PROBLEM TO WORK ON
Check every line of the entries below for the word "Solution", and copy the ones that have it.

━━━━━ TASK INPUTS ━━━━━

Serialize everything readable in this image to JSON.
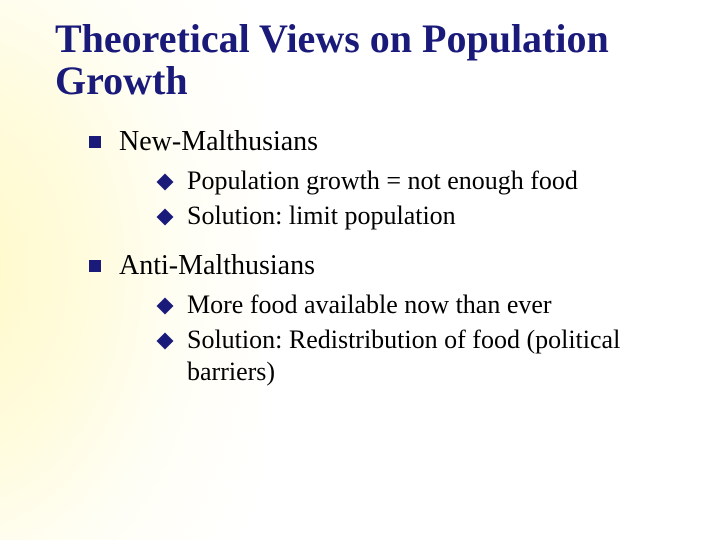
{
  "colors": {
    "title_color": "#1a1a7a",
    "bullet_color": "#1a1a7a",
    "body_text_color": "#000000",
    "background": "#ffffff",
    "gradient_inner": "#fff9c4"
  },
  "typography": {
    "font_family": "Times New Roman",
    "title_fontsize": 40,
    "title_weight": "bold",
    "level1_fontsize": 28,
    "level2_fontsize": 26
  },
  "title": "Theoretical Views on Population Growth",
  "sections": [
    {
      "heading": "New-Malthusians",
      "points": [
        "Population growth = not enough food",
        "Solution: limit population"
      ]
    },
    {
      "heading": "Anti-Malthusians",
      "points": [
        "More food available now than ever",
        "Solution: Redistribution of food (political barriers)"
      ]
    }
  ]
}
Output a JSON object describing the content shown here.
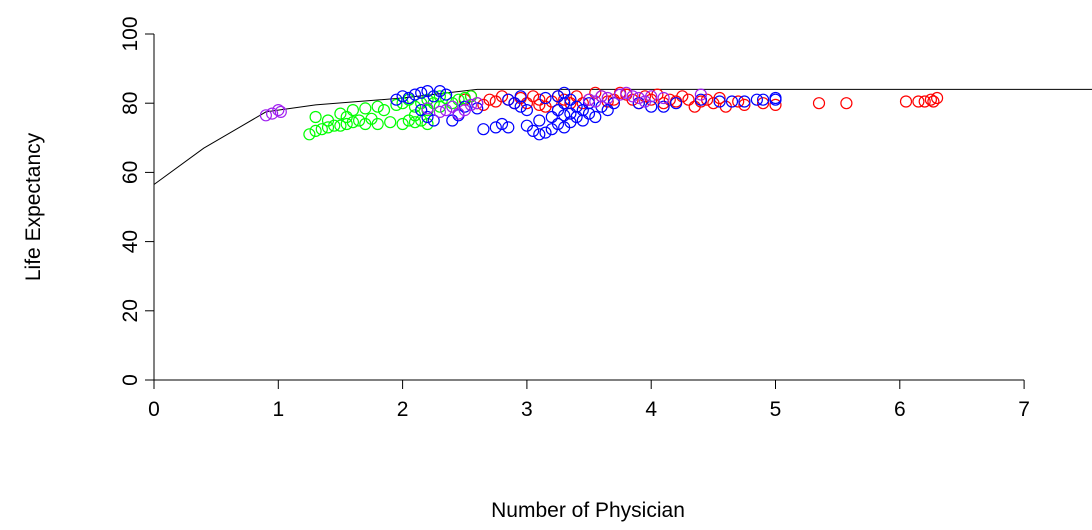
{
  "chart_data": {
    "type": "scatter",
    "title": "",
    "xlabel": "Number of Physician",
    "ylabel": "Life Expectancy",
    "xlim": [
      0,
      7.5
    ],
    "ylim": [
      0,
      100
    ],
    "x_ticks": [
      0,
      1,
      2,
      3,
      4,
      5,
      6,
      7
    ],
    "y_ticks": [
      0,
      20,
      40,
      60,
      80,
      100
    ],
    "grid": false,
    "legend": "none",
    "trend_line": {
      "x": [
        0,
        0.4,
        0.9,
        1.3,
        2.0,
        2.6,
        7.6
      ],
      "y": [
        56.5,
        67,
        77.5,
        79.5,
        81.5,
        84,
        84
      ]
    },
    "series": [
      {
        "color": "#ff0000",
        "points": [
          [
            2.6,
            80
          ],
          [
            2.7,
            81
          ],
          [
            2.75,
            80.5
          ],
          [
            2.8,
            82
          ],
          [
            2.85,
            81
          ],
          [
            2.9,
            80
          ],
          [
            2.95,
            81.5
          ],
          [
            3.0,
            80
          ],
          [
            3.05,
            82
          ],
          [
            3.1,
            81
          ],
          [
            3.15,
            79
          ],
          [
            3.2,
            80.5
          ],
          [
            3.25,
            82
          ],
          [
            3.3,
            81
          ],
          [
            3.4,
            82
          ],
          [
            3.45,
            80
          ],
          [
            3.5,
            81
          ],
          [
            3.55,
            83
          ],
          [
            3.6,
            82
          ],
          [
            3.65,
            80.5
          ],
          [
            3.7,
            81
          ],
          [
            3.75,
            83
          ],
          [
            3.8,
            82.5
          ],
          [
            3.85,
            81
          ],
          [
            3.9,
            80
          ],
          [
            3.95,
            82
          ],
          [
            4.0,
            81
          ],
          [
            4.05,
            82.5
          ],
          [
            4.1,
            80
          ],
          [
            4.15,
            81
          ],
          [
            4.2,
            80.5
          ],
          [
            4.25,
            82
          ],
          [
            4.3,
            81
          ],
          [
            4.35,
            79
          ],
          [
            4.4,
            80.5
          ],
          [
            4.45,
            81
          ],
          [
            4.5,
            80
          ],
          [
            4.55,
            81.5
          ],
          [
            4.6,
            79
          ],
          [
            4.7,
            80.5
          ],
          [
            4.75,
            79.5
          ],
          [
            4.9,
            80
          ],
          [
            5.0,
            79.5
          ],
          [
            5.35,
            80
          ],
          [
            5.57,
            80
          ],
          [
            6.05,
            80.5
          ],
          [
            6.15,
            80.5
          ],
          [
            6.2,
            80.5
          ],
          [
            6.25,
            81
          ],
          [
            6.27,
            80.5
          ],
          [
            6.3,
            81.5
          ],
          [
            2.5,
            81
          ],
          [
            2.55,
            82
          ],
          [
            2.65,
            79.5
          ],
          [
            3.35,
            80
          ],
          [
            3.1,
            79.5
          ]
        ]
      },
      {
        "color": "#00ff00",
        "points": [
          [
            1.25,
            71
          ],
          [
            1.3,
            72
          ],
          [
            1.35,
            72.5
          ],
          [
            1.4,
            73
          ],
          [
            1.45,
            73.5
          ],
          [
            1.5,
            73.5
          ],
          [
            1.55,
            74
          ],
          [
            1.6,
            74.5
          ],
          [
            1.65,
            75
          ],
          [
            1.7,
            74
          ],
          [
            1.75,
            75.5
          ],
          [
            1.8,
            74
          ],
          [
            1.9,
            74.5
          ],
          [
            2.0,
            74
          ],
          [
            2.05,
            75
          ],
          [
            2.1,
            74.5
          ],
          [
            2.15,
            75
          ],
          [
            2.2,
            74
          ],
          [
            1.3,
            76
          ],
          [
            1.5,
            77
          ],
          [
            1.6,
            78
          ],
          [
            1.7,
            78.5
          ],
          [
            1.8,
            79
          ],
          [
            1.85,
            78
          ],
          [
            1.95,
            79.5
          ],
          [
            2.0,
            80
          ],
          [
            2.05,
            81
          ],
          [
            2.1,
            79
          ],
          [
            2.15,
            80
          ],
          [
            2.2,
            81
          ],
          [
            2.25,
            80
          ],
          [
            2.3,
            82
          ],
          [
            2.35,
            81.5
          ],
          [
            2.4,
            80
          ],
          [
            2.45,
            81
          ],
          [
            2.5,
            81.5
          ],
          [
            2.55,
            82
          ],
          [
            2.3,
            79
          ],
          [
            2.2,
            78
          ],
          [
            2.1,
            76.5
          ],
          [
            1.4,
            75
          ],
          [
            1.55,
            76
          ]
        ]
      },
      {
        "color": "#0000ff",
        "points": [
          [
            1.95,
            81
          ],
          [
            2.0,
            82
          ],
          [
            2.05,
            81.5
          ],
          [
            2.1,
            82.5
          ],
          [
            2.15,
            83
          ],
          [
            2.2,
            83.5
          ],
          [
            2.25,
            82
          ],
          [
            2.3,
            83.5
          ],
          [
            2.35,
            82.5
          ],
          [
            2.15,
            78
          ],
          [
            2.2,
            76
          ],
          [
            2.25,
            75
          ],
          [
            2.4,
            75
          ],
          [
            2.45,
            76.5
          ],
          [
            2.5,
            79
          ],
          [
            2.6,
            78.5
          ],
          [
            2.65,
            72.5
          ],
          [
            2.75,
            73
          ],
          [
            2.8,
            74
          ],
          [
            2.85,
            73
          ],
          [
            2.9,
            80
          ],
          [
            2.95,
            79
          ],
          [
            3.0,
            78
          ],
          [
            3.0,
            73.5
          ],
          [
            3.05,
            72
          ],
          [
            3.1,
            71
          ],
          [
            3.1,
            75
          ],
          [
            3.15,
            71.5
          ],
          [
            3.2,
            72.5
          ],
          [
            3.2,
            76
          ],
          [
            3.25,
            78
          ],
          [
            3.25,
            74
          ],
          [
            3.3,
            73
          ],
          [
            3.3,
            76.5
          ],
          [
            3.3,
            80
          ],
          [
            3.35,
            81
          ],
          [
            3.35,
            77
          ],
          [
            3.35,
            74.5
          ],
          [
            3.4,
            79
          ],
          [
            3.4,
            76
          ],
          [
            3.45,
            78
          ],
          [
            3.45,
            75
          ],
          [
            3.5,
            80
          ],
          [
            3.5,
            77
          ],
          [
            3.55,
            76
          ],
          [
            3.6,
            79
          ],
          [
            3.65,
            78
          ],
          [
            3.7,
            80
          ],
          [
            2.85,
            81
          ],
          [
            2.95,
            82
          ],
          [
            3.15,
            81.5
          ],
          [
            3.25,
            82
          ],
          [
            3.3,
            83
          ],
          [
            3.9,
            80
          ],
          [
            4.0,
            79
          ],
          [
            4.1,
            79
          ],
          [
            4.2,
            80
          ],
          [
            4.4,
            81
          ],
          [
            4.55,
            80.5
          ],
          [
            4.65,
            80.5
          ],
          [
            4.75,
            80.5
          ],
          [
            4.85,
            81
          ],
          [
            4.9,
            81
          ],
          [
            5.0,
            81.5
          ],
          [
            5.0,
            81
          ]
        ]
      },
      {
        "color": "#a020f0",
        "points": [
          [
            0.9,
            76.5
          ],
          [
            0.95,
            77
          ],
          [
            1.0,
            78
          ],
          [
            1.02,
            77.5
          ],
          [
            2.2,
            78.5
          ],
          [
            2.3,
            77.5
          ],
          [
            2.35,
            78
          ],
          [
            2.4,
            79
          ],
          [
            2.45,
            77
          ],
          [
            2.5,
            78
          ],
          [
            2.55,
            79.5
          ],
          [
            2.6,
            80
          ],
          [
            3.5,
            81
          ],
          [
            3.55,
            80.5
          ],
          [
            3.6,
            82
          ],
          [
            3.65,
            81.5
          ],
          [
            3.75,
            82.5
          ],
          [
            3.8,
            83
          ],
          [
            3.85,
            82
          ],
          [
            3.9,
            81.5
          ],
          [
            3.95,
            80.5
          ],
          [
            4.0,
            82
          ],
          [
            4.1,
            81.5
          ],
          [
            4.4,
            82.5
          ]
        ]
      }
    ]
  }
}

━━━━━

OUTPUT
        "Solution: limit population"
        "Solution: Redistribution of food (political barriers)"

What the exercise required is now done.